» GIVEN INSTRUCTION: Please copy every line of the records below that holds the word "grid".

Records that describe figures
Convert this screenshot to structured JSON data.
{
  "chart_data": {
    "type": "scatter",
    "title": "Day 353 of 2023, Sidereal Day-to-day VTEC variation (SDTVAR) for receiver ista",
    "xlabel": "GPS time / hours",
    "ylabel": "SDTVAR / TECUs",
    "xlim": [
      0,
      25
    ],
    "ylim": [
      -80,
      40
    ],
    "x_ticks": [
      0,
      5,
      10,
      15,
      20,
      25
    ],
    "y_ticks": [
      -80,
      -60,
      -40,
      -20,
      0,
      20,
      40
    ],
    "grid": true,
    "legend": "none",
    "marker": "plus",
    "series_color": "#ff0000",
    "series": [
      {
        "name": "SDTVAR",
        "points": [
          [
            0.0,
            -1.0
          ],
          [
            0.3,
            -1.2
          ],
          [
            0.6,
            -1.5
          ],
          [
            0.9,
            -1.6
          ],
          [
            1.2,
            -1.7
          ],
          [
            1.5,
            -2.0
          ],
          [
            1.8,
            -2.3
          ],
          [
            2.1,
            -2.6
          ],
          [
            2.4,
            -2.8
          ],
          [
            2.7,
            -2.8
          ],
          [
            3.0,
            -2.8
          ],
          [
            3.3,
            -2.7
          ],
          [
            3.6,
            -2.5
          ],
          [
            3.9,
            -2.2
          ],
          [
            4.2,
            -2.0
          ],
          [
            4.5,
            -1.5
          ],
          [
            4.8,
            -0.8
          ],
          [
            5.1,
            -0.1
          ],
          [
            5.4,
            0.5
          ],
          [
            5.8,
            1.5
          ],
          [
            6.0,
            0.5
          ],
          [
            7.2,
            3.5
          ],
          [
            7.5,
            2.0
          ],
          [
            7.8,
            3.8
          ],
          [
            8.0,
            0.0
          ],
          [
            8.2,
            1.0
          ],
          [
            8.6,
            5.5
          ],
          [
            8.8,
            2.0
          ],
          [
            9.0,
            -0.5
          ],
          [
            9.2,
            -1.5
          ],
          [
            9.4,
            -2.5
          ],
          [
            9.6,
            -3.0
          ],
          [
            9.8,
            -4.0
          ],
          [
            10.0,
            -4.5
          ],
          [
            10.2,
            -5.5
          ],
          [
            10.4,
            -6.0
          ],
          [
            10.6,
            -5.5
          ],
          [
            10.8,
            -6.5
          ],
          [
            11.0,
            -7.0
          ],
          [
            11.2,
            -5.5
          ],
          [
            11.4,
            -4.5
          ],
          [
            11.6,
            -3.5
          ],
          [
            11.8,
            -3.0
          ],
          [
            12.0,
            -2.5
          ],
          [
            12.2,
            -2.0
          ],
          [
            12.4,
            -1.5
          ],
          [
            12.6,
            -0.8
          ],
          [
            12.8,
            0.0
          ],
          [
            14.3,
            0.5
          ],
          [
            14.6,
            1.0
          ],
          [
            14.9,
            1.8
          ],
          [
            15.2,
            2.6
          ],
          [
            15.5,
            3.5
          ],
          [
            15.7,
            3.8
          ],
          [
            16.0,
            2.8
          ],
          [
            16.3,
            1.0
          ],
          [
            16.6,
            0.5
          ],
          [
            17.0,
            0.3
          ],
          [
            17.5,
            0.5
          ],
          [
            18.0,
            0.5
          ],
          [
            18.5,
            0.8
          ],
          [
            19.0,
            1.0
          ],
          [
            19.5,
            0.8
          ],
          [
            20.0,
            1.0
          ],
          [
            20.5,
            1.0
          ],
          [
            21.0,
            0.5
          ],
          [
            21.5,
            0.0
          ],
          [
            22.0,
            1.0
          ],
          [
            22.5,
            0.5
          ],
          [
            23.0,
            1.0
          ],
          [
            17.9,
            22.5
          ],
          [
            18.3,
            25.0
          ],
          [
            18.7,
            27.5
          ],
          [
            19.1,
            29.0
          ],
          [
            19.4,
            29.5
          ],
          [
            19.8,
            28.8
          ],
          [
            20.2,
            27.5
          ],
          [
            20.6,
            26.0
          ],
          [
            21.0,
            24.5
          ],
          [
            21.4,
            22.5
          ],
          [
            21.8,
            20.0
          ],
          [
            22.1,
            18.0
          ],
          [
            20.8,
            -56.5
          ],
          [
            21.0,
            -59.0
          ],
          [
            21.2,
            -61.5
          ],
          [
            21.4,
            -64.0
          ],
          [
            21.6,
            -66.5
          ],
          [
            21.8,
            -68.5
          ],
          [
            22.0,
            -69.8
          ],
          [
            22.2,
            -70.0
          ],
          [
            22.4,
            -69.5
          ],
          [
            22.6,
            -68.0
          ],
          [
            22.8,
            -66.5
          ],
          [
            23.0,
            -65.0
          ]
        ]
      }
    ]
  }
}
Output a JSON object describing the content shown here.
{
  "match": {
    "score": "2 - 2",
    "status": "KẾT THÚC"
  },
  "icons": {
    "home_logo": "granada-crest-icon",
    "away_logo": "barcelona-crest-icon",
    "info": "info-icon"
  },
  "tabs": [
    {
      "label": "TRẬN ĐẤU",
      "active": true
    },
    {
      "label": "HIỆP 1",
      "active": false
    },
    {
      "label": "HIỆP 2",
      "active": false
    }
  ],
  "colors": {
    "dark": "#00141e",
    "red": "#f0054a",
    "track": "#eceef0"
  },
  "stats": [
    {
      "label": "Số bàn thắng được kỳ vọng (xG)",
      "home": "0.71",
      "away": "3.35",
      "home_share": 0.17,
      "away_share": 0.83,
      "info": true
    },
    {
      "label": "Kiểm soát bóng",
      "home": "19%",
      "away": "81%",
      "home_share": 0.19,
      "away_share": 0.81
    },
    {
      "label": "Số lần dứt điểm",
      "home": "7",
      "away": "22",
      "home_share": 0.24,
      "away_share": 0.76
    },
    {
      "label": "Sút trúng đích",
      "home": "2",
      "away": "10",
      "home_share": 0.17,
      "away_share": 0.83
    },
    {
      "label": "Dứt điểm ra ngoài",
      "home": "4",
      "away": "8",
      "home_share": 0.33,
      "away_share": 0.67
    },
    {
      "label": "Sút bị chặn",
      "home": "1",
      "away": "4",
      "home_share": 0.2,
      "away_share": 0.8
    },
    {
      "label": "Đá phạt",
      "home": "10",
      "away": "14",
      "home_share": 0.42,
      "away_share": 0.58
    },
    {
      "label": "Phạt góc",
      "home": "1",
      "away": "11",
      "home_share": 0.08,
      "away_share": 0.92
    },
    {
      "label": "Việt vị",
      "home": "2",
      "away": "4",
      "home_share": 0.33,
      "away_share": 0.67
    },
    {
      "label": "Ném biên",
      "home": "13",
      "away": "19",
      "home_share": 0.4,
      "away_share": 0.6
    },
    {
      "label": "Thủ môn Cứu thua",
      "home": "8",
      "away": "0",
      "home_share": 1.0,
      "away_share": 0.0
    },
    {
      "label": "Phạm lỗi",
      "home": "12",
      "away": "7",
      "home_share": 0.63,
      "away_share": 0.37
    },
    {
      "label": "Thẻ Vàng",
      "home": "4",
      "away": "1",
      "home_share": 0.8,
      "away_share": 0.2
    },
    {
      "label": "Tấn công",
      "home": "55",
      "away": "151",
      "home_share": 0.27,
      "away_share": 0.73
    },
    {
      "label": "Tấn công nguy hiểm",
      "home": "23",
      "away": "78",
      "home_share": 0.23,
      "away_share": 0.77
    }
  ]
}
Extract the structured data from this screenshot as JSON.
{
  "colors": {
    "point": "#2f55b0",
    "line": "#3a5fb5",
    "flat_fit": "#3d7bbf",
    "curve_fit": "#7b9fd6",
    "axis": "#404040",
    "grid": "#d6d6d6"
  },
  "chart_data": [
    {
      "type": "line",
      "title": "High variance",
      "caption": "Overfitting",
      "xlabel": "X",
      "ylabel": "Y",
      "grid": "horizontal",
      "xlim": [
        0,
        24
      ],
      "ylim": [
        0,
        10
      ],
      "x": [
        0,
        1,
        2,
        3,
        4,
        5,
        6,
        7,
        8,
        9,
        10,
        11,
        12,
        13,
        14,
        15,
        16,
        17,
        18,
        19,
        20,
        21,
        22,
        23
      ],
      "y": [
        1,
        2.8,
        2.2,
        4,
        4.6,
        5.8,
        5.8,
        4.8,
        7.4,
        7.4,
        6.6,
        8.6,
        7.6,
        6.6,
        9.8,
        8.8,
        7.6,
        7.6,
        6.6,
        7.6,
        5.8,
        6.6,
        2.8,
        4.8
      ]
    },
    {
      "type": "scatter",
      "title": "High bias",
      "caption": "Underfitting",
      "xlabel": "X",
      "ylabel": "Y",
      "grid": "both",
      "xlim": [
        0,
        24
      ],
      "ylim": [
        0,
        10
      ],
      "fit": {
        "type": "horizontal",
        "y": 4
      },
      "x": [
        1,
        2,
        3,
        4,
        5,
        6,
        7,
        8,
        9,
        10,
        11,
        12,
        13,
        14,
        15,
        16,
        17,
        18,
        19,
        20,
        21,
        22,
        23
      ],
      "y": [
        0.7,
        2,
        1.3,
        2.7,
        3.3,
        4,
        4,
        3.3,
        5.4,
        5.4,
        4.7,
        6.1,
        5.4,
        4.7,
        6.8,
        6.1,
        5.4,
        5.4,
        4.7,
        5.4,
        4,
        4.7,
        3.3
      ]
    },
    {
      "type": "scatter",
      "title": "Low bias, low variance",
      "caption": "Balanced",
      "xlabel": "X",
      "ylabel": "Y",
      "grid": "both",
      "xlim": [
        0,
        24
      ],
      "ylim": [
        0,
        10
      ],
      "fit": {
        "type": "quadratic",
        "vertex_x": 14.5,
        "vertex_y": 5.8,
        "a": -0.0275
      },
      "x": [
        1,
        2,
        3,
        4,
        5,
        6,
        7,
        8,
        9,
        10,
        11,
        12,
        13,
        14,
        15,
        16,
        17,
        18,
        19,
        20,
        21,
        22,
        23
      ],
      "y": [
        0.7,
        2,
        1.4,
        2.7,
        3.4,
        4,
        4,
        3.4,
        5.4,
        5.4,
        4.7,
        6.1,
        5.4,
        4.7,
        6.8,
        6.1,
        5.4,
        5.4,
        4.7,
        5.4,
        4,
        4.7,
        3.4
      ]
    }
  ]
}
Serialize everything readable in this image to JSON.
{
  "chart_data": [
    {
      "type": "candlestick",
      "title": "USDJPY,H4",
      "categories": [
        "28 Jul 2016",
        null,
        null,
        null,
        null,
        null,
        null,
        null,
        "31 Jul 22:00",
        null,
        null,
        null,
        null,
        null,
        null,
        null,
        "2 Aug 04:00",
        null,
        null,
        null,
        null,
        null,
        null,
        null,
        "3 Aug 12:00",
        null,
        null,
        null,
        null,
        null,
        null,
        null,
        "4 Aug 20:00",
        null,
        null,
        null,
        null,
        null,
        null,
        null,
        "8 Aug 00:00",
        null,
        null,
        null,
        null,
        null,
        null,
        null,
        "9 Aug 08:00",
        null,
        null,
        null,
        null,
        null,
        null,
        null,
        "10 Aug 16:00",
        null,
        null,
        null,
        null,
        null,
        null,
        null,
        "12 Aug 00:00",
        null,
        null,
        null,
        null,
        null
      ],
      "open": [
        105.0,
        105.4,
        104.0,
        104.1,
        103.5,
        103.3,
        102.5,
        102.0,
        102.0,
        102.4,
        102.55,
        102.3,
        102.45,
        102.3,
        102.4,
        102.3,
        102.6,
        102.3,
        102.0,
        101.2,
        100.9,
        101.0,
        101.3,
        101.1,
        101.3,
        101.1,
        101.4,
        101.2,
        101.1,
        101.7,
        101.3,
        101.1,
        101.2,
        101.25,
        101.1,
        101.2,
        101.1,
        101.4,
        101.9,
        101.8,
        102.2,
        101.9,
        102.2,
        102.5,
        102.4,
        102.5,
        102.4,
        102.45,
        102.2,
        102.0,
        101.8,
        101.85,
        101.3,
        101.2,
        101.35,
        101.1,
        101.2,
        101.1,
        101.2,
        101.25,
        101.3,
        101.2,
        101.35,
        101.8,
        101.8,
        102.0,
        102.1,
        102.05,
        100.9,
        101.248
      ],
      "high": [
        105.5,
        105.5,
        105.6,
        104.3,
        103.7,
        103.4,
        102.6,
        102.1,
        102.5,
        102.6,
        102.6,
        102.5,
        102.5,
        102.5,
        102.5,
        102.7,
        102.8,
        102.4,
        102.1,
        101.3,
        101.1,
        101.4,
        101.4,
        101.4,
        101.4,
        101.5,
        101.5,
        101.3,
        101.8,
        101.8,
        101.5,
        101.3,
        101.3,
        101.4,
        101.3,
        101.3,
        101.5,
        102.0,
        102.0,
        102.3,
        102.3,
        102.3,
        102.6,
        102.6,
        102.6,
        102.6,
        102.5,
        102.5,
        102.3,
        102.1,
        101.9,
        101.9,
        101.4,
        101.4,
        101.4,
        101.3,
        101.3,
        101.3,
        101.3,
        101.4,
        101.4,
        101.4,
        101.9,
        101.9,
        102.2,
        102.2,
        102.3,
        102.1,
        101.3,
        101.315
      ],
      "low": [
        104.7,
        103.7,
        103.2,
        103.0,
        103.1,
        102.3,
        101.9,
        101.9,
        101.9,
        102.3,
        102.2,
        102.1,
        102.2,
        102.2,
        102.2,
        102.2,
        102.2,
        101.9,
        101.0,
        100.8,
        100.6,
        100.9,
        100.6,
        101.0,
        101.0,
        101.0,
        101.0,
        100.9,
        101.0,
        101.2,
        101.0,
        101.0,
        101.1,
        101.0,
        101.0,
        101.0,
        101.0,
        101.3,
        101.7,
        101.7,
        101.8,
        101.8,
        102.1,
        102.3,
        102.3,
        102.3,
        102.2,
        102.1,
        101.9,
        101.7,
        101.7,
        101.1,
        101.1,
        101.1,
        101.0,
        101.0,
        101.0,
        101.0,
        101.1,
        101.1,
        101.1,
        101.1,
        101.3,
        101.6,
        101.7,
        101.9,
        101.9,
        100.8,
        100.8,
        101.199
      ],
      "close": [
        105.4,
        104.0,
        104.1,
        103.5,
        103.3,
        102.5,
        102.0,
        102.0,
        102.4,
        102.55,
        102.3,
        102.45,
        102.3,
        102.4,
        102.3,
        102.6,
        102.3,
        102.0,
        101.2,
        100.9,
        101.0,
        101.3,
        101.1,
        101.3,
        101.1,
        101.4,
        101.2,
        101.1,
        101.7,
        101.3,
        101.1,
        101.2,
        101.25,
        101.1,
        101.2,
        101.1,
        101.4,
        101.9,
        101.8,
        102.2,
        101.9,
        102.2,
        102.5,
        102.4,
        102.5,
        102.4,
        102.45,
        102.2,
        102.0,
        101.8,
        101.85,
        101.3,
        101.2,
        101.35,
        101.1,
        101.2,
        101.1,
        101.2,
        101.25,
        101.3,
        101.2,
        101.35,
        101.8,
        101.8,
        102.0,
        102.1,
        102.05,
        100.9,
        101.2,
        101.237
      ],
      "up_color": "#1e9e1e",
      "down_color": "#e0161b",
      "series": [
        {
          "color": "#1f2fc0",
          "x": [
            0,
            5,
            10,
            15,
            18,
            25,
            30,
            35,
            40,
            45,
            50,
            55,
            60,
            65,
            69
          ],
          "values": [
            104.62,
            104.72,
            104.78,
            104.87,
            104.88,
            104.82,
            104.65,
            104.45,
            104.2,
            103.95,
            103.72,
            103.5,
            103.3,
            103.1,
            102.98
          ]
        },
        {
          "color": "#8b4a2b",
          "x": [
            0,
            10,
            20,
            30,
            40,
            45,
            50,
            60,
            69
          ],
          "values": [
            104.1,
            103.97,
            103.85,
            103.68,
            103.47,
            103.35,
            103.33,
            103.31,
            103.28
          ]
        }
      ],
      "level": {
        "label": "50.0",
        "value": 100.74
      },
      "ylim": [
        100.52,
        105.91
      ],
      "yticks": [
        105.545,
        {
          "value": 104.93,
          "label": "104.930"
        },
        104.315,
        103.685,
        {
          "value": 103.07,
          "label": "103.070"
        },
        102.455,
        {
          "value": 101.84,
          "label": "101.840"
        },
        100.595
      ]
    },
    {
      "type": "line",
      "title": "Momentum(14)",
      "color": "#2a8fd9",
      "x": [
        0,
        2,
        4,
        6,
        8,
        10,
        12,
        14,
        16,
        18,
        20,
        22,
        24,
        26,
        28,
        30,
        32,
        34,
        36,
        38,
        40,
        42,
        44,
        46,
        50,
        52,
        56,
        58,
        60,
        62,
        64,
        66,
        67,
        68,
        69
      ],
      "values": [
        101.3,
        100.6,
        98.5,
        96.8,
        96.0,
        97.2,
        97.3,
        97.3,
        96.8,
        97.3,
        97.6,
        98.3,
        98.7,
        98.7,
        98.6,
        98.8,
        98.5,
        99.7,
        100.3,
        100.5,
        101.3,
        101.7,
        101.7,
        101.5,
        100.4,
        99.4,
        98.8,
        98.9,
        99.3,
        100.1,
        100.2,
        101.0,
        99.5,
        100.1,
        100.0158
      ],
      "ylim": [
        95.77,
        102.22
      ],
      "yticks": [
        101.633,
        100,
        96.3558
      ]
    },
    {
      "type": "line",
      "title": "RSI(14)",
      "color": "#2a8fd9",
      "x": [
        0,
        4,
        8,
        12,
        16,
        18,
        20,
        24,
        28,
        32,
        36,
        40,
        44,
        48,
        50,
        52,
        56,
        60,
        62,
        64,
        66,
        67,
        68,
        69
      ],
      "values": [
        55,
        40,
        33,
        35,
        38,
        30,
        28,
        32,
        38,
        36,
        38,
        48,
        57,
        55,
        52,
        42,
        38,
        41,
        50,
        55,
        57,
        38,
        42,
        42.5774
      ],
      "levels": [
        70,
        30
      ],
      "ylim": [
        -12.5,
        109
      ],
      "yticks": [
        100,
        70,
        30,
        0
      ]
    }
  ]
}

» SOLUTION:
    "grid": true,
    "grid": "#d6d6d6"
      "grid": "horizontal",
      "grid": "both",
      "grid": "both",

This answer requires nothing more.